WRITTEN PROBLEM> Copy all lines that contain the word "when".

+++ INPUT ROWS

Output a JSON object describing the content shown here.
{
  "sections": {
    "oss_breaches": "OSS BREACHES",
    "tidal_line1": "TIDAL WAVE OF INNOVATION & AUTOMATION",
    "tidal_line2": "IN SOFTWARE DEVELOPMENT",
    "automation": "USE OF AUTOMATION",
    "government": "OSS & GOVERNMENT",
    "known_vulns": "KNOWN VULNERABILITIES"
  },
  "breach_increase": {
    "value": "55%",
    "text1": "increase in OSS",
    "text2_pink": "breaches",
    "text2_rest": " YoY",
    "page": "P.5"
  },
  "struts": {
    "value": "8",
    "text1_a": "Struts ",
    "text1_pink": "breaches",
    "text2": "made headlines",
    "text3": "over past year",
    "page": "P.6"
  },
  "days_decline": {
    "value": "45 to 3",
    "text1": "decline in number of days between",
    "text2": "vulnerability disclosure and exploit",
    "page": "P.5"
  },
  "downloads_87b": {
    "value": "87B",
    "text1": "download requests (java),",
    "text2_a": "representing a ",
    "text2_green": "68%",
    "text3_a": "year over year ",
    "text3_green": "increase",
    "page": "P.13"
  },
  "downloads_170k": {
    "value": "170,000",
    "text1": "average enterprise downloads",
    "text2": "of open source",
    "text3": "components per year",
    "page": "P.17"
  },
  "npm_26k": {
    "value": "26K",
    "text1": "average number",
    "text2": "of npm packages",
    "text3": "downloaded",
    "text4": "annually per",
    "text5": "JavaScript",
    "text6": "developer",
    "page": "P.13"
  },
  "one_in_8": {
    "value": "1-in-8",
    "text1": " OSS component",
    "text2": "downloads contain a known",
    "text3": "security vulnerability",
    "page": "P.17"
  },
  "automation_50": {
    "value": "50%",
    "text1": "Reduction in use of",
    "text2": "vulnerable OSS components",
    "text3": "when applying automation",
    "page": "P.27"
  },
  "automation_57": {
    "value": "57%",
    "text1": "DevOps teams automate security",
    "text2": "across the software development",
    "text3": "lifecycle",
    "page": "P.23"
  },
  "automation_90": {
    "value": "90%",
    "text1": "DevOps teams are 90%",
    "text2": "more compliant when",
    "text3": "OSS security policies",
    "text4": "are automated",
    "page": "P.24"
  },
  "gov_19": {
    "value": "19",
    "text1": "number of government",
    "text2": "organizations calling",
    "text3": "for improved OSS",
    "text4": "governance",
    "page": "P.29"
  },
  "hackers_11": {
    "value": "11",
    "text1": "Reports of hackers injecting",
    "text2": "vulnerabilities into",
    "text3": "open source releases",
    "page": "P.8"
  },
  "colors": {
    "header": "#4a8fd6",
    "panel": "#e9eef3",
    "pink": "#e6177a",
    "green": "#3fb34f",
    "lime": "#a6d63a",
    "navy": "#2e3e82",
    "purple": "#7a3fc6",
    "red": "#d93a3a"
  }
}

++++++

ANSWER TO THIS TASK>
    "text3": "when applying automation",
    "text2": "more compliant when",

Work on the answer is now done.